Short task —
Reproduce verbatim the final portion of the material below, from the line containing "What does this" through its last line, and nothing else.

Saved entries
+++

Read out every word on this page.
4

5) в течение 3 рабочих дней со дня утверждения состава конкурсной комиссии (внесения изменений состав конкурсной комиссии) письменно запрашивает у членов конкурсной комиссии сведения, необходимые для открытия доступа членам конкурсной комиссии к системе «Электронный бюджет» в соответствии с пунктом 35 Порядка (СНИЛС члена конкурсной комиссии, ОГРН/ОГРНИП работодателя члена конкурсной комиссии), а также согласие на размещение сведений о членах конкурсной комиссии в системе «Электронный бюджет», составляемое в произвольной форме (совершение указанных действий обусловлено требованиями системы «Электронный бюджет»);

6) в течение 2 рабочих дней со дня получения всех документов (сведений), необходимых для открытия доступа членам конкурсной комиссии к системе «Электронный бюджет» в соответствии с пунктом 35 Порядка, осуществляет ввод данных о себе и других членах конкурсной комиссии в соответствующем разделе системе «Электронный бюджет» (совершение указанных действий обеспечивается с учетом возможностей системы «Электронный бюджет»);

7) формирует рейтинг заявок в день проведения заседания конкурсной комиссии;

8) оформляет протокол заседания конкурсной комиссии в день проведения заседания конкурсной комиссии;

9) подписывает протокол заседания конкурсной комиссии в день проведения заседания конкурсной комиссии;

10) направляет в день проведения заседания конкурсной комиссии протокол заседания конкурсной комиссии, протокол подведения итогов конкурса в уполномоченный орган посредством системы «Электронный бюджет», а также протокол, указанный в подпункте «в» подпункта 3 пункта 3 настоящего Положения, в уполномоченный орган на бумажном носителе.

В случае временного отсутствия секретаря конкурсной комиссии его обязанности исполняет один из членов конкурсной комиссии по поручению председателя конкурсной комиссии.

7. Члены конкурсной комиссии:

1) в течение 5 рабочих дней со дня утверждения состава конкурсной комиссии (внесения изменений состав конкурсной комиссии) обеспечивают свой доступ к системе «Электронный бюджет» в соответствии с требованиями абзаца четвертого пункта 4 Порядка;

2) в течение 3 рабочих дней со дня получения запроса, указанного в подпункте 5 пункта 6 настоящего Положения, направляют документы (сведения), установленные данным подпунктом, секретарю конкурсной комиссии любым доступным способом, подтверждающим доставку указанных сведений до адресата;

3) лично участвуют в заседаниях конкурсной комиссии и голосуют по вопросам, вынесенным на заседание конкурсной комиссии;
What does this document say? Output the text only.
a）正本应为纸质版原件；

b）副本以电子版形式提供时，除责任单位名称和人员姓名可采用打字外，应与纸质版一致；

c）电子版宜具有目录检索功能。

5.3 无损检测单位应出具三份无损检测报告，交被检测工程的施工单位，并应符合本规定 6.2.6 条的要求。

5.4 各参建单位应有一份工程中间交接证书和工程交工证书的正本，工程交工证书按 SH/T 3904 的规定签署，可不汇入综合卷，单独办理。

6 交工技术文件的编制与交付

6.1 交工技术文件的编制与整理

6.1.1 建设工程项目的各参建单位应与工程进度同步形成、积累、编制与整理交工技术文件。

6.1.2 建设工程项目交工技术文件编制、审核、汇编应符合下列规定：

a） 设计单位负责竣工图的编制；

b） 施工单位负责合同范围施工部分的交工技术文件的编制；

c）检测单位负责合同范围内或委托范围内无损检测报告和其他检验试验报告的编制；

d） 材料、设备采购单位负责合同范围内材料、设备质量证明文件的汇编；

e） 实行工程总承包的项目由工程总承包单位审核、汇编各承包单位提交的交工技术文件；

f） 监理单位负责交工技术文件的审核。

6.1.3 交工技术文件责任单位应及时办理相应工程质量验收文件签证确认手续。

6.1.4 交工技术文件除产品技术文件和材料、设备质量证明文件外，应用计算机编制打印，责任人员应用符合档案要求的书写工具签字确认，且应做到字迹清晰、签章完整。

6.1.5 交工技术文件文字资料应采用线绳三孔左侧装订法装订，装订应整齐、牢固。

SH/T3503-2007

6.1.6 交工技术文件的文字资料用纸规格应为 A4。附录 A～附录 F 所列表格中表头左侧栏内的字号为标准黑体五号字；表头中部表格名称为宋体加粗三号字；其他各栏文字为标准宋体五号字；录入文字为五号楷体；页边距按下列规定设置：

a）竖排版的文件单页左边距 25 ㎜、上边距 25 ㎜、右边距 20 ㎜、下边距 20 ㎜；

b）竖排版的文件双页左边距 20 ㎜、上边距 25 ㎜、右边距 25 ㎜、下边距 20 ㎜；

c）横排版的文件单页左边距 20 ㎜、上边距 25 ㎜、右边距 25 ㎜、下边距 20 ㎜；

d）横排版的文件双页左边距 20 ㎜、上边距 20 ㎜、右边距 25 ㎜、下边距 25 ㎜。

+++

Response to the task —
What does this document say? Output the text only.
a）正本应为纸质版原件；

b）副本以电子版形式提供时，除责任单位名称和人员姓名可采用打字外，应与纸质版一致；

c）电子版宜具有目录检索功能。

5.3 无损检测单位应出具三份无损检测报告，交被检测工程的施工单位，并应符合本规定 6.2.6 条的要求。

5.4 各参建单位应有一份工程中间交接证书和工程交工证书的正本，工程交工证书按 SH/T 3904 的规定签署，可不汇入综合卷，单独办理。

6 交工技术文件的编制与交付

6.1 交工技术文件的编制与整理

6.1.1 建设工程项目的各参建单位应与工程进度同步形成、积累、编制与整理交工技术文件。

6.1.2 建设工程项目交工技术文件编制、审核、汇编应符合下列规定：

a） 设计单位负责竣工图的编制；

b） 施工单位负责合同范围施工部分的交工技术文件的编制；

c）检测单位负责合同范围内或委托范围内无损检测报告和其他检验试验报告的编制；

d） 材料、设备采购单位负责合同范围内材料、设备质量证明文件的汇编；

e） 实行工程总承包的项目由工程总承包单位审核、汇编各承包单位提交的交工技术文件；

f） 监理单位负责交工技术文件的审核。

6.1.3 交工技术文件责任单位应及时办理相应工程质量验收文件签证确认手续。

6.1.4 交工技术文件除产品技术文件和材料、设备质量证明文件外，应用计算机编制打印，责任人员应用符合档案要求的书写工具签字确认，且应做到字迹清晰、签章完整。

6.1.5 交工技术文件文字资料应采用线绳三孔左侧装订法装订，装订应整齐、牢固。

SH/T3503-2007

6.1.6 交工技术文件的文字资料用纸规格应为 A4。附录 A～附录 F 所列表格中表头左侧栏内的字号为标准黑体五号字；表头中部表格名称为宋体加粗三号字；其他各栏文字为标准宋体五号字；录入文字为五号楷体；页边距按下列规定设置：

a）竖排版的文件单页左边距 25 ㎜、上边距 25 ㎜、右边距 20 ㎜、下边距 20 ㎜；

b）竖排版的文件双页左边距 20 ㎜、上边距 25 ㎜、右边距 25 ㎜、下边距 20 ㎜；

c）横排版的文件单页左边距 20 ㎜、上边距 25 ㎜、右边距 25 ㎜、下边距 20 ㎜；

d）横排版的文件双页左边距 20 ㎜、上边距 20 ㎜、右边距 25 ㎜、下边距 25 ㎜。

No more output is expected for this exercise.